→ **STATED EXERCISE**
Find each line containing the string "name". Copy it.

Stored dataset items:

>>>

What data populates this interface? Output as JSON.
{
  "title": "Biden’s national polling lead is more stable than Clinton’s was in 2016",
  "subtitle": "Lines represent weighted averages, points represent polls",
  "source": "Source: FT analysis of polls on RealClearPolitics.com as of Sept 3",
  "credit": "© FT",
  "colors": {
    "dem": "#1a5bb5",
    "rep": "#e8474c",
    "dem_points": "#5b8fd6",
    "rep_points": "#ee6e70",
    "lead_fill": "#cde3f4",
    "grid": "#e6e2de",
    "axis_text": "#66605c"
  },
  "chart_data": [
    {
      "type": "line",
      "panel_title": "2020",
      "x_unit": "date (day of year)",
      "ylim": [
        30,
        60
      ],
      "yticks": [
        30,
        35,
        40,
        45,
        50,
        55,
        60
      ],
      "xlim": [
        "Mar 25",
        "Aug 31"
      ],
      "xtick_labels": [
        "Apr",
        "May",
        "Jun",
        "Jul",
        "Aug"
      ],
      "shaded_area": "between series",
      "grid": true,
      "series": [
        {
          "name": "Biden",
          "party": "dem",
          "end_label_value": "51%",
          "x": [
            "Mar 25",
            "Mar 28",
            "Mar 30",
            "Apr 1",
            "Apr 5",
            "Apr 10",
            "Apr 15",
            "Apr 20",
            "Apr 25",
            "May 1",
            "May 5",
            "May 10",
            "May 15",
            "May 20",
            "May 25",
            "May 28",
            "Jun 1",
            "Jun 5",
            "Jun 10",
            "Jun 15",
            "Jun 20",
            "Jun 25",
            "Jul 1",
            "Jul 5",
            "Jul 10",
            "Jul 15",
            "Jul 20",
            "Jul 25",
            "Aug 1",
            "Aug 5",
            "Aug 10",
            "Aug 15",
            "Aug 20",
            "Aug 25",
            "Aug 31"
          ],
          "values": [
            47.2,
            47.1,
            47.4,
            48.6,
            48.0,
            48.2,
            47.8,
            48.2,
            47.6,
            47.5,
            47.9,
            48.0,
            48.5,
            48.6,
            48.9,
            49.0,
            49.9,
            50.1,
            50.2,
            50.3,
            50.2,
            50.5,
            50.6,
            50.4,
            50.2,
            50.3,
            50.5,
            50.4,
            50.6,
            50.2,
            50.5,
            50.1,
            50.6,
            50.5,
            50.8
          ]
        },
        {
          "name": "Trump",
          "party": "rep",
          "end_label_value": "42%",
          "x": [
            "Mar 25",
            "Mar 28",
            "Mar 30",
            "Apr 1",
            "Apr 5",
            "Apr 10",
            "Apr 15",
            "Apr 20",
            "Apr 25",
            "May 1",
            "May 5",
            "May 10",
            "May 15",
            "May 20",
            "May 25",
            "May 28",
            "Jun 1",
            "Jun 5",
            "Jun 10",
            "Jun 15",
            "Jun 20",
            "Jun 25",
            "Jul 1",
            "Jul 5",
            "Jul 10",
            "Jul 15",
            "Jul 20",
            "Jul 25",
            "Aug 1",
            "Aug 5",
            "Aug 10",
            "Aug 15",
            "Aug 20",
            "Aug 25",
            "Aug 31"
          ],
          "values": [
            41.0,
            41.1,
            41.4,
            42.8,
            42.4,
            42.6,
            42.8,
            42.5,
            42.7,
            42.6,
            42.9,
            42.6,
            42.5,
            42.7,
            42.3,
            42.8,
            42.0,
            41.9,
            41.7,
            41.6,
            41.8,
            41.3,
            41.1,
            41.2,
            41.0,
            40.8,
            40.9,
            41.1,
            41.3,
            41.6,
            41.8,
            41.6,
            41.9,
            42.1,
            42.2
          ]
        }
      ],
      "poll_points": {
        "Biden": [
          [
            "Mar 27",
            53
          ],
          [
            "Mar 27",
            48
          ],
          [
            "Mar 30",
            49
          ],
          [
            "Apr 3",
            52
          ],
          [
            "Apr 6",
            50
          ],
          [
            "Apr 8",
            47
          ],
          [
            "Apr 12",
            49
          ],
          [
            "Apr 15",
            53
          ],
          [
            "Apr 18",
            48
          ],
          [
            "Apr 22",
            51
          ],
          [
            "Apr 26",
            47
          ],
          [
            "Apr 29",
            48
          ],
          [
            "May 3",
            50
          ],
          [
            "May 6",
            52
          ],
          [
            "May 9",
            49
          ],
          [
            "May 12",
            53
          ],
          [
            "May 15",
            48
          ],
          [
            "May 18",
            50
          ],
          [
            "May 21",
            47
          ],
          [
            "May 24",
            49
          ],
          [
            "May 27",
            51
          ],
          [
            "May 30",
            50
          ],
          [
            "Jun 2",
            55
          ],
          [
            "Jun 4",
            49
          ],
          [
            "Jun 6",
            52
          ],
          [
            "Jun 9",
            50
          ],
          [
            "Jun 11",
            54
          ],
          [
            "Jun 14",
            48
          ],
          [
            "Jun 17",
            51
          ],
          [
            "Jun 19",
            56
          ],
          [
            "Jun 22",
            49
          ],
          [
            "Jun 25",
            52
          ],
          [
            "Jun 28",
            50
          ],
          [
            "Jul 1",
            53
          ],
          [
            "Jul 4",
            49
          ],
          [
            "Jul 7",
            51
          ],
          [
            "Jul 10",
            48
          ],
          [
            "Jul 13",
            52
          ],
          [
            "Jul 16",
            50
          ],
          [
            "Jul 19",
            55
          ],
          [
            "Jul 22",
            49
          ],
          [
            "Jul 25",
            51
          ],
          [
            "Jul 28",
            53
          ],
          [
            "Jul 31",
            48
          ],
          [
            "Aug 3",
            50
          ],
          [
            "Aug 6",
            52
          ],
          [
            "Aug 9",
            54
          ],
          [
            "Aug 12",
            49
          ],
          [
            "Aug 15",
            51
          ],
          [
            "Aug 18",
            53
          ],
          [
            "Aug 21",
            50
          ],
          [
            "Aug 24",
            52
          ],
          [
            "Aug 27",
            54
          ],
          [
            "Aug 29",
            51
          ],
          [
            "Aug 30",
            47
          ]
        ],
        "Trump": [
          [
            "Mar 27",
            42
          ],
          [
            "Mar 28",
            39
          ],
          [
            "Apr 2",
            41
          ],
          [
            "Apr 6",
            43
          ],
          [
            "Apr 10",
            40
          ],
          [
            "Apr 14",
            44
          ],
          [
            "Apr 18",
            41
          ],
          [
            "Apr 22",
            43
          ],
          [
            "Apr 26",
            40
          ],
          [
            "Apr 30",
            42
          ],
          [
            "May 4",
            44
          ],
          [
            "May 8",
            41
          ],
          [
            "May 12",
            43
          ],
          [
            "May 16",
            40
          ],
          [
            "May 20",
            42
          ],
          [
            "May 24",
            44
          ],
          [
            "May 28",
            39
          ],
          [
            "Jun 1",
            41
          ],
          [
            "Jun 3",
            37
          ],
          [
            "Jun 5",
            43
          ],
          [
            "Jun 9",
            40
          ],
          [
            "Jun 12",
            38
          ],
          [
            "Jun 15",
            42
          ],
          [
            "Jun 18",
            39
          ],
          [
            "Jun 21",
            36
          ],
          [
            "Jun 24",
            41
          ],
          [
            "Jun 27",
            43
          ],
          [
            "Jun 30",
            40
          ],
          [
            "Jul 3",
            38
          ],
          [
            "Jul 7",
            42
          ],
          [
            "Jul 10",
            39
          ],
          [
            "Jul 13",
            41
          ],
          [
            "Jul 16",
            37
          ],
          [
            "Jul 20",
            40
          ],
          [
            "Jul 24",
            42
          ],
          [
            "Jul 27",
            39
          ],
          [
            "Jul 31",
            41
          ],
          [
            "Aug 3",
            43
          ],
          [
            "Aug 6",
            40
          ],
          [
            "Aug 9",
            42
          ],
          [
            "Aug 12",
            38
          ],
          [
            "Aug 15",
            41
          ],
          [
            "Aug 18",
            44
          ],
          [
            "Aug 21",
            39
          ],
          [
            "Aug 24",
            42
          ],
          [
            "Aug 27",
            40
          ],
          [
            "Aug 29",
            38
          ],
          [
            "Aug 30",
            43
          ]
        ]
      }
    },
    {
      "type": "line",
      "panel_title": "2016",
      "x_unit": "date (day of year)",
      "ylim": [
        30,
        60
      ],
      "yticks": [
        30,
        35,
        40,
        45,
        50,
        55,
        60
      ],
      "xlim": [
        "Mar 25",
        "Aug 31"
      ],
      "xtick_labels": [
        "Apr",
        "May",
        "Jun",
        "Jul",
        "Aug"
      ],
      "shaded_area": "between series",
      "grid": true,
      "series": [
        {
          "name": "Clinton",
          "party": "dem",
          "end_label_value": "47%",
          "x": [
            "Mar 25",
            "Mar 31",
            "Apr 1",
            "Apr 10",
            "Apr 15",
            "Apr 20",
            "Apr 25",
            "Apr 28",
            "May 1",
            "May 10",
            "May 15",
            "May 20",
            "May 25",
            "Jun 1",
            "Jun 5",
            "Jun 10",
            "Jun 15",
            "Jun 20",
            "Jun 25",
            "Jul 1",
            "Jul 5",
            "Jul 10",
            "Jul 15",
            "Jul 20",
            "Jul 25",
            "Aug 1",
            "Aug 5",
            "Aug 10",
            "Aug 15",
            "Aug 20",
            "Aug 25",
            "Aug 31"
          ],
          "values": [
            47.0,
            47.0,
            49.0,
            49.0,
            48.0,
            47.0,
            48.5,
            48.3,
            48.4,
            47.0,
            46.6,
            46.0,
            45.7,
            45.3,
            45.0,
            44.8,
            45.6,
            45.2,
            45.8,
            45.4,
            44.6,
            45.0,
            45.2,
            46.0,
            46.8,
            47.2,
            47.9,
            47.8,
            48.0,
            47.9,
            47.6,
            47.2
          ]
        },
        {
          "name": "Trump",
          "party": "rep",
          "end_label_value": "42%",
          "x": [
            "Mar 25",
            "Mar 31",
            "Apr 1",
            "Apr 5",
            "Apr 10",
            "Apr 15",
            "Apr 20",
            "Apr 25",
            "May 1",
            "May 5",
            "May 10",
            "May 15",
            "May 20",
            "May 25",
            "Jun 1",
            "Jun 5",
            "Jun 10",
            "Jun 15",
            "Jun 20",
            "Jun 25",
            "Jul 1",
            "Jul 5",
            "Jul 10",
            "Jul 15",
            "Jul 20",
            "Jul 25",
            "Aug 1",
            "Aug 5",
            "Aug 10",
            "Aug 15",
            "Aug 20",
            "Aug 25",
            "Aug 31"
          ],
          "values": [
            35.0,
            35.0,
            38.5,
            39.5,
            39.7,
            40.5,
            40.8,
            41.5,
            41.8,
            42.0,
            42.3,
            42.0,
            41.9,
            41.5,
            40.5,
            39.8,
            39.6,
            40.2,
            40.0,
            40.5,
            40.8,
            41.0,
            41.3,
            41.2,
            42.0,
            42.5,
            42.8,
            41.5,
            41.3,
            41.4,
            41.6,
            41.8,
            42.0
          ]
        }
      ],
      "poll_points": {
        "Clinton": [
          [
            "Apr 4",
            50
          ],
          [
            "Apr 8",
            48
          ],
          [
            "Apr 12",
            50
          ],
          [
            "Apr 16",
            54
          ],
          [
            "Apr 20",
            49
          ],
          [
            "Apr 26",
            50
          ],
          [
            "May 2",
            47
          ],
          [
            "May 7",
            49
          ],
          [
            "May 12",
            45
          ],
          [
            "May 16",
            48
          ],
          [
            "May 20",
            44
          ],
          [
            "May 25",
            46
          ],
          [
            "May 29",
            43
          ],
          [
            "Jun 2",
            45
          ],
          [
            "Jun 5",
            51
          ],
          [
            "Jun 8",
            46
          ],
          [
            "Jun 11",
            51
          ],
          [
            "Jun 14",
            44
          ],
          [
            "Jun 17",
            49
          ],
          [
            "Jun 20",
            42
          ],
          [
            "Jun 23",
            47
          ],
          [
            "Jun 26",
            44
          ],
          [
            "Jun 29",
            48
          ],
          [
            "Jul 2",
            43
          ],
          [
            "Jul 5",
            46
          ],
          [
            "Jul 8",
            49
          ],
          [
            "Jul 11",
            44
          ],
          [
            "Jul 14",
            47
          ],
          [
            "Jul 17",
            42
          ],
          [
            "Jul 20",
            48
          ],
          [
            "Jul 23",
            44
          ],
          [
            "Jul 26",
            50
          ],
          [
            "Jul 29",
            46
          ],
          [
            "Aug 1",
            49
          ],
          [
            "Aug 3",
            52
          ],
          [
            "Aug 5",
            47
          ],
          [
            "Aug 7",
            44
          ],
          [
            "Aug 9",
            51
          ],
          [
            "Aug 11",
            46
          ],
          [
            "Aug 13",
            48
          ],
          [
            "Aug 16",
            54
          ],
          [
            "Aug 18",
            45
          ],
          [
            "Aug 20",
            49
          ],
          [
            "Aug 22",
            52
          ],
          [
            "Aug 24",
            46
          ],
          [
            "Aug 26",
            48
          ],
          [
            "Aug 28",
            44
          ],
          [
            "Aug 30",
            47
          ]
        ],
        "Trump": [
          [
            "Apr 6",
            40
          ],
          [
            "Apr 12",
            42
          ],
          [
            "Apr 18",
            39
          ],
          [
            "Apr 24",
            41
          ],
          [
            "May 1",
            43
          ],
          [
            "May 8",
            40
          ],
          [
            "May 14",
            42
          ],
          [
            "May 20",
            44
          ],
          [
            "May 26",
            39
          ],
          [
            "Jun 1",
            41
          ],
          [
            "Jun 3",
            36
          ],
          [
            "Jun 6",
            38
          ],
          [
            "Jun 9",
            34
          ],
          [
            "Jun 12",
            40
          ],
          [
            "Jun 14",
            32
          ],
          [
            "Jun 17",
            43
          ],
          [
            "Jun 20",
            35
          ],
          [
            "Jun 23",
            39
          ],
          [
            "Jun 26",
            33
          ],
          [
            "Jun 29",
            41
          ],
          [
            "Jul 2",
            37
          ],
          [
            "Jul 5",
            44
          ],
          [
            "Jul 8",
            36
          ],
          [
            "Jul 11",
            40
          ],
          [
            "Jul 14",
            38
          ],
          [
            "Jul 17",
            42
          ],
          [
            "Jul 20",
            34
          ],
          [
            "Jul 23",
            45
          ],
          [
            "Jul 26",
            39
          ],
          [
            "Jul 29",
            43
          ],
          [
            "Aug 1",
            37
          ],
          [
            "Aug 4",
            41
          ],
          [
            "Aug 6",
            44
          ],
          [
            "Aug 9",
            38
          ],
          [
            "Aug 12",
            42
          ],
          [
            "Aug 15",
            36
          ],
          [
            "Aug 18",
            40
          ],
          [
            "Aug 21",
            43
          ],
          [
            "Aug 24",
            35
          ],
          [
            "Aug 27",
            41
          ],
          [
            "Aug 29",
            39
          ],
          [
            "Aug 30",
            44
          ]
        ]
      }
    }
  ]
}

<<<

→ **FULL RESPONSE**
          "name": "Biden",
          "name": "Trump",
          "name": "Clinton",
          "name": "Trump",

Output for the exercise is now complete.